**TASK DIRECTIONS**
Pictures do not belong in your copy. Repeat all the other data exactly.
»»
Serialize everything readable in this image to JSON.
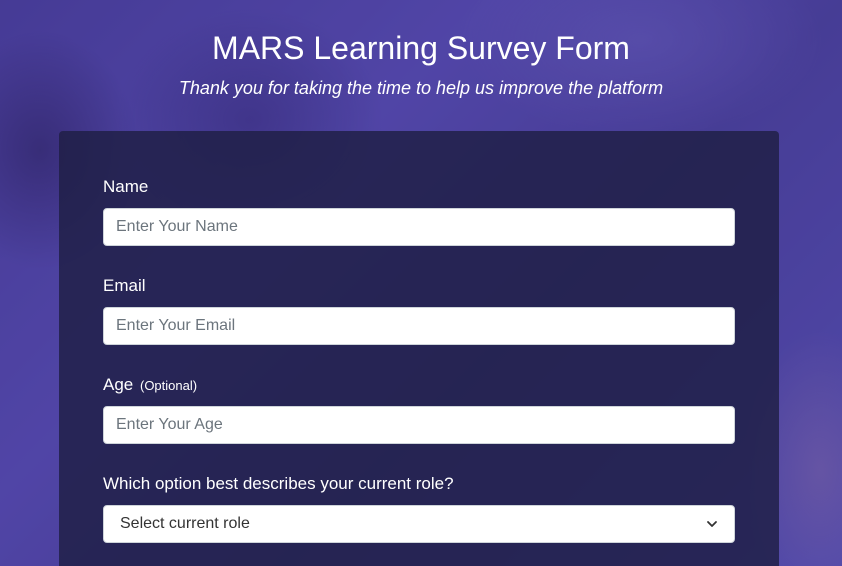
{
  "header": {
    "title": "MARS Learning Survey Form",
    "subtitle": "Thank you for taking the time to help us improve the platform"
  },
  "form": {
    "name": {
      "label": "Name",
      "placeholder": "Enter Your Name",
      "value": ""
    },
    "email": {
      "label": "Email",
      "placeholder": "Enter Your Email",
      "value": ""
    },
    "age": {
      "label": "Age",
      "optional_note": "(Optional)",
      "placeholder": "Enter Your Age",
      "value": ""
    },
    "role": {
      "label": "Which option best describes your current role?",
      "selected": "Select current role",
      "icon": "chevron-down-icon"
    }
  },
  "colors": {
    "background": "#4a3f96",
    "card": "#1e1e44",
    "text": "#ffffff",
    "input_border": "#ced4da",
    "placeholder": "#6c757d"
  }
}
««
**RESULT OF THE TASK**
Serialize everything readable in this image to JSON.
{
  "header": {
    "title": "MARS Learning Survey Form",
    "subtitle": "Thank you for taking the time to help us improve the platform"
  },
  "form": {
    "name": {
      "label": "Name",
      "placeholder": "Enter Your Name",
      "value": ""
    },
    "email": {
      "label": "Email",
      "placeholder": "Enter Your Email",
      "value": ""
    },
    "age": {
      "label": "Age",
      "optional_note": "(Optional)",
      "placeholder": "Enter Your Age",
      "value": ""
    },
    "role": {
      "label": "Which option best describes your current role?",
      "selected": "Select current role",
      "icon": "chevron-down-icon"
    }
  },
  "colors": {
    "background": "#4a3f96",
    "card": "#1e1e44",
    "text": "#ffffff",
    "input_border": "#ced4da",
    "placeholder": "#6c757d"
  }
}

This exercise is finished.